* Begin Provided entries *
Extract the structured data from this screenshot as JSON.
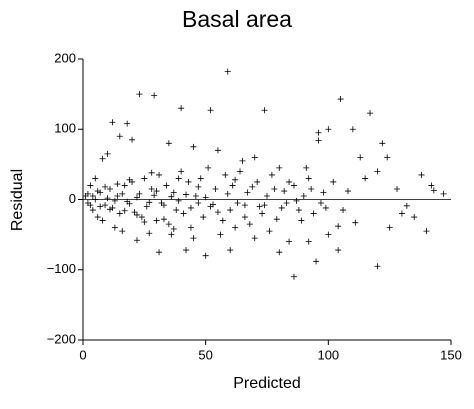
{
  "chart_data": {
    "type": "scatter",
    "title": "Basal area",
    "x_label": "Predicted",
    "y_label": "Residual",
    "xlim": [
      0,
      150
    ],
    "xticks": [
      0,
      50,
      100,
      150
    ],
    "ylim": [
      -200,
      200
    ],
    "yticks": [
      {
        "value": -200,
        "label": "−200"
      },
      {
        "value": -100,
        "label": "−100"
      },
      0,
      100,
      200
    ],
    "hline": 0,
    "color": "#000000",
    "marker": "+",
    "x": [
      59,
      23,
      29,
      40,
      52,
      74,
      105,
      117,
      122,
      100,
      110,
      96,
      96,
      113,
      124,
      138,
      143,
      125,
      130,
      140,
      132,
      104,
      104,
      86,
      120,
      95,
      80,
      60,
      50,
      42,
      31,
      22,
      100,
      111,
      92,
      84,
      76,
      70,
      88,
      92,
      80,
      70,
      65,
      55,
      45,
      35,
      20,
      15,
      12,
      18,
      10,
      8,
      5,
      3,
      1,
      2,
      4,
      6,
      8,
      13,
      16,
      27,
      36,
      45,
      56,
      62,
      66,
      72,
      78,
      84,
      90,
      97,
      108,
      115,
      120,
      128,
      135,
      142,
      147,
      5,
      7,
      9,
      11,
      12,
      14,
      15,
      17,
      18,
      20,
      21,
      23,
      24,
      25,
      26,
      28,
      30,
      31,
      32,
      34,
      35,
      37,
      38,
      40,
      41,
      43,
      44,
      46,
      48,
      49,
      51,
      52,
      54,
      57,
      58,
      60,
      61,
      63,
      64,
      67,
      68,
      71,
      73,
      75,
      77,
      79,
      82,
      83,
      86,
      89,
      91,
      94,
      98,
      102,
      106,
      10,
      13,
      16,
      19,
      22,
      27,
      29,
      33,
      36,
      39,
      42,
      47,
      50,
      53,
      2,
      3,
      4,
      6,
      7,
      9,
      11,
      14,
      17,
      19,
      22,
      25,
      28,
      30,
      33,
      37,
      39,
      44,
      47,
      55,
      59,
      62,
      66,
      69,
      74,
      81,
      87,
      93,
      99
    ],
    "values": [
      182,
      150,
      148,
      130,
      127,
      127,
      143,
      123,
      80,
      100,
      100,
      95,
      84,
      60,
      60,
      35,
      13,
      -40,
      -20,
      -45,
      -9,
      -38,
      -72,
      -110,
      -95,
      -88,
      -75,
      -72,
      -80,
      -72,
      -75,
      -58,
      -50,
      -33,
      -60,
      -60,
      -45,
      -55,
      -15,
      30,
      45,
      60,
      55,
      70,
      75,
      80,
      85,
      90,
      110,
      108,
      65,
      58,
      30,
      20,
      5,
      -5,
      -15,
      -25,
      -30,
      -40,
      -45,
      -48,
      -50,
      -55,
      -50,
      -40,
      -25,
      -10,
      15,
      25,
      5,
      -5,
      12,
      30,
      40,
      15,
      -25,
      20,
      8,
      0,
      10,
      -8,
      15,
      -12,
      5,
      -20,
      20,
      -3,
      25,
      -18,
      8,
      -25,
      30,
      -10,
      15,
      -30,
      35,
      -5,
      20,
      -35,
      10,
      -15,
      40,
      -20,
      25,
      -40,
      5,
      30,
      -25,
      45,
      -10,
      15,
      -30,
      35,
      -15,
      20,
      -5,
      40,
      10,
      -35,
      25,
      -20,
      5,
      35,
      -28,
      12,
      -5,
      20,
      -30,
      45,
      -20,
      10,
      25,
      -15,
      2,
      -2,
      8,
      -6,
      3,
      -4,
      6,
      -8,
      4,
      -2,
      7,
      -5,
      3,
      -7,
      8,
      -8,
      5,
      12,
      -10,
      18,
      -14,
      22,
      -16,
      28,
      -22,
      -32,
      38,
      12,
      -28,
      -42,
      30,
      -12,
      18,
      -18,
      8,
      28,
      -8,
      18,
      -8,
      -12,
      -2,
      15,
      -12
    ]
  }
}
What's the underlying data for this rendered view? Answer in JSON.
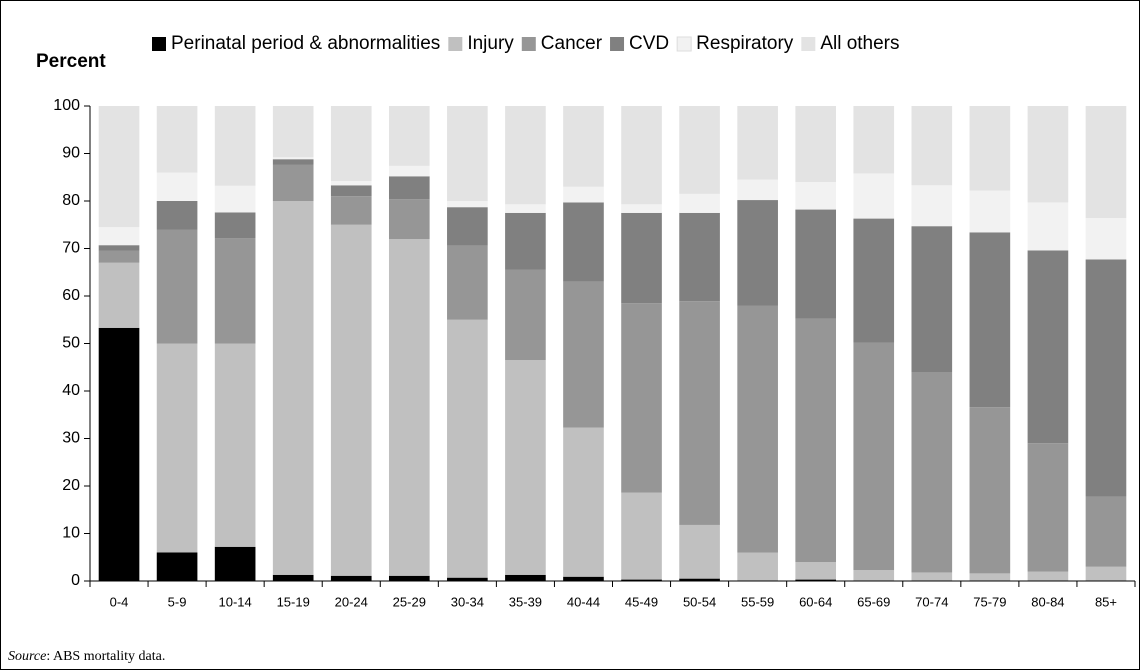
{
  "chart_data": {
    "type": "stacked_bar",
    "y_label": "Percent",
    "source_label": "Source",
    "source_text": ":  ABS mortality data.",
    "categories": [
      "0-4",
      "5-9",
      "10-14",
      "15-19",
      "20-24",
      "25-29",
      "30-34",
      "35-39",
      "40-44",
      "45-49",
      "50-54",
      "55-59",
      "60-64",
      "65-69",
      "70-74",
      "75-79",
      "80-84",
      "85+"
    ],
    "series": [
      {
        "name": "Perinatal period & abnormalities",
        "color": "#000000",
        "values": [
          53.3,
          6,
          7.2,
          1.3,
          1.1,
          1.1,
          0.7,
          1.3,
          0.9,
          0.3,
          0.5,
          0.1,
          0.3,
          0.1,
          0.1,
          0.1,
          0.1,
          0.1
        ]
      },
      {
        "name": "Injury",
        "color": "#c0c0c0",
        "values": [
          13.7,
          44,
          42.8,
          78.7,
          73.9,
          70.9,
          54.3,
          45.2,
          31.4,
          18.3,
          11.3,
          5.9,
          3.7,
          2.2,
          1.7,
          1.5,
          1.9,
          2.9
        ]
      },
      {
        "name": "Cancer",
        "color": "#969696",
        "values": [
          2.5,
          24,
          22.2,
          7.6,
          6,
          8.4,
          15.6,
          19,
          30.7,
          39.9,
          47.1,
          52,
          51.2,
          47.9,
          42.2,
          35,
          27,
          14.8
        ]
      },
      {
        "name": "CVD",
        "color": "#808080",
        "values": [
          1.2,
          6,
          5.4,
          1.2,
          2.3,
          4.8,
          8.1,
          12,
          16.7,
          19,
          18.6,
          22.2,
          23,
          26.1,
          30.7,
          36.8,
          40.6,
          49.9
        ]
      },
      {
        "name": "Respiratory",
        "color": "#f2f2f2",
        "values": [
          3.8,
          6,
          5.6,
          0.4,
          0.9,
          2.2,
          1.3,
          1.8,
          3.3,
          1.8,
          4,
          4.3,
          5.8,
          9.5,
          8.6,
          8.8,
          10.1,
          8.7
        ]
      },
      {
        "name": "All others",
        "color": "#e3e3e3",
        "values": [
          25.5,
          14,
          16.8,
          10.8,
          15.8,
          12.6,
          20,
          20.7,
          17,
          20.7,
          18.5,
          15.5,
          16,
          14.2,
          16.7,
          17.8,
          20.3,
          23.6
        ]
      }
    ],
    "ylim": [
      0,
      100
    ],
    "yticks": [
      0,
      10,
      20,
      30,
      40,
      50,
      60,
      70,
      80,
      90,
      100
    ],
    "grid": false,
    "legend": "top"
  }
}
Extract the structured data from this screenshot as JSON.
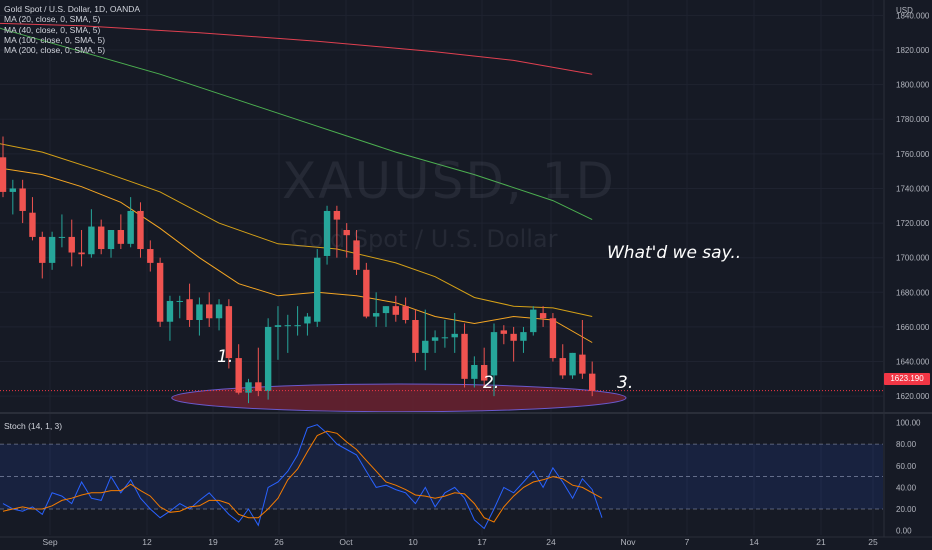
* End Provided entries *
Problem statement
Could you repeat all of the material exactly? Pictures should not be copied.

Response to the exercise
Extract the structured data from this screenshot as JSON.
{
  "chart_data": {
    "type": "scatter",
    "title": "Basal area",
    "x_label": "Predicted",
    "y_label": "Residual",
    "xlim": [
      0,
      150
    ],
    "xticks": [
      0,
      50,
      100,
      150
    ],
    "ylim": [
      -200,
      200
    ],
    "yticks": [
      {
        "value": -200,
        "label": "−200"
      },
      {
        "value": -100,
        "label": "−100"
      },
      0,
      100,
      200
    ],
    "hline": 0,
    "color": "#000000",
    "marker": "+",
    "x": [
      59,
      23,
      29,
      40,
      52,
      74,
      105,
      117,
      122,
      100,
      110,
      96,
      96,
      113,
      124,
      138,
      143,
      125,
      130,
      140,
      132,
      104,
      104,
      86,
      120,
      95,
      80,
      60,
      50,
      42,
      31,
      22,
      100,
      111,
      92,
      84,
      76,
      70,
      88,
      92,
      80,
      70,
      65,
      55,
      45,
      35,
      20,
      15,
      12,
      18,
      10,
      8,
      5,
      3,
      1,
      2,
      4,
      6,
      8,
      13,
      16,
      27,
      36,
      45,
      56,
      62,
      66,
      72,
      78,
      84,
      90,
      97,
      108,
      115,
      120,
      128,
      135,
      142,
      147,
      5,
      7,
      9,
      11,
      12,
      14,
      15,
      17,
      18,
      20,
      21,
      23,
      24,
      25,
      26,
      28,
      30,
      31,
      32,
      34,
      35,
      37,
      38,
      40,
      41,
      43,
      44,
      46,
      48,
      49,
      51,
      52,
      54,
      57,
      58,
      60,
      61,
      63,
      64,
      67,
      68,
      71,
      73,
      75,
      77,
      79,
      82,
      83,
      86,
      89,
      91,
      94,
      98,
      102,
      106,
      10,
      13,
      16,
      19,
      22,
      27,
      29,
      33,
      36,
      39,
      42,
      47,
      50,
      53,
      2,
      3,
      4,
      6,
      7,
      9,
      11,
      14,
      17,
      19,
      22,
      25,
      28,
      30,
      33,
      37,
      39,
      44,
      47,
      55,
      59,
      62,
      66,
      69,
      74,
      81,
      87,
      93,
      99
    ],
    "values": [
      182,
      150,
      148,
      130,
      127,
      127,
      143,
      123,
      80,
      100,
      100,
      95,
      84,
      60,
      60,
      35,
      13,
      -40,
      -20,
      -45,
      -9,
      -38,
      -72,
      -110,
      -95,
      -88,
      -75,
      -72,
      -80,
      -72,
      -75,
      -58,
      -50,
      -33,
      -60,
      -60,
      -45,
      -55,
      -15,
      30,
      45,
      60,
      55,
      70,
      75,
      80,
      85,
      90,
      110,
      108,
      65,
      58,
      30,
      20,
      5,
      -5,
      -15,
      -25,
      -30,
      -40,
      -45,
      -48,
      -50,
      -55,
      -50,
      -40,
      -25,
      -10,
      15,
      25,
      5,
      -5,
      12,
      30,
      40,
      15,
      -25,
      20,
      8,
      0,
      10,
      -8,
      15,
      -12,
      5,
      -20,
      20,
      -3,
      25,
      -18,
      8,
      -25,
      30,
      -10,
      15,
      -30,
      35,
      -5,
      20,
      -35,
      10,
      -15,
      40,
      -20,
      25,
      -40,
      5,
      30,
      -25,
      45,
      -10,
      15,
      -30,
      35,
      -15,
      20,
      -5,
      40,
      10,
      -35,
      25,
      -20,
      5,
      35,
      -28,
      12,
      -5,
      20,
      -30,
      45,
      -20,
      10,
      25,
      -15,
      2,
      -2,
      8,
      -6,
      3,
      -4,
      6,
      -8,
      4,
      -2,
      7,
      -5,
      3,
      -7,
      8,
      -8,
      5,
      12,
      -10,
      18,
      -14,
      22,
      -16,
      28,
      -22,
      -32,
      38,
      12,
      -28,
      -42,
      30,
      -12,
      18,
      -18,
      8,
      28,
      -8,
      18,
      -8,
      -12,
      -2,
      15,
      -12
    ]
  }
}
What's the underlying data for this rendered view? Answer in JSON.
{
  "chart_data": {
    "type": "stacked_bar",
    "y_label": "Percent",
    "source_label": "Source",
    "source_text": ":  ABS mortality data.",
    "categories": [
      "0-4",
      "5-9",
      "10-14",
      "15-19",
      "20-24",
      "25-29",
      "30-34",
      "35-39",
      "40-44",
      "45-49",
      "50-54",
      "55-59",
      "60-64",
      "65-69",
      "70-74",
      "75-79",
      "80-84",
      "85+"
    ],
    "series": [
      {
        "name": "Perinatal period & abnormalities",
        "color": "#000000",
        "values": [
          53.3,
          6,
          7.2,
          1.3,
          1.1,
          1.1,
          0.7,
          1.3,
          0.9,
          0.3,
          0.5,
          0.1,
          0.3,
          0.1,
          0.1,
          0.1,
          0.1,
          0.1
        ]
      },
      {
        "name": "Injury",
        "color": "#c0c0c0",
        "values": [
          13.7,
          44,
          42.8,
          78.7,
          73.9,
          70.9,
          54.3,
          45.2,
          31.4,
          18.3,
          11.3,
          5.9,
          3.7,
          2.2,
          1.7,
          1.5,
          1.9,
          2.9
        ]
      },
      {
        "name": "Cancer",
        "color": "#969696",
        "values": [
          2.5,
          24,
          22.2,
          7.6,
          6,
          8.4,
          15.6,
          19,
          30.7,
          39.9,
          47.1,
          52,
          51.2,
          47.9,
          42.2,
          35,
          27,
          14.8
        ]
      },
      {
        "name": "CVD",
        "color": "#808080",
        "values": [
          1.2,
          6,
          5.4,
          1.2,
          2.3,
          4.8,
          8.1,
          12,
          16.7,
          19,
          18.6,
          22.2,
          23,
          26.1,
          30.7,
          36.8,
          40.6,
          49.9
        ]
      },
      {
        "name": "Respiratory",
        "color": "#f2f2f2",
        "values": [
          3.8,
          6,
          5.6,
          0.4,
          0.9,
          2.2,
          1.3,
          1.8,
          3.3,
          1.8,
          4,
          4.3,
          5.8,
          9.5,
          8.6,
          8.8,
          10.1,
          8.7
        ]
      },
      {
        "name": "All others",
        "color": "#e3e3e3",
        "values": [
          25.5,
          14,
          16.8,
          10.8,
          15.8,
          12.6,
          20,
          20.7,
          17,
          20.7,
          18.5,
          15.5,
          16,
          14.2,
          16.7,
          17.8,
          20.3,
          23.6
        ]
      }
    ],
    "ylim": [
      0,
      100
    ],
    "yticks": [
      0,
      10,
      20,
      30,
      40,
      50,
      60,
      70,
      80,
      90,
      100
    ],
    "grid": false,
    "legend": "top"
  }
}
Extract the structured data from this screenshot as JSON.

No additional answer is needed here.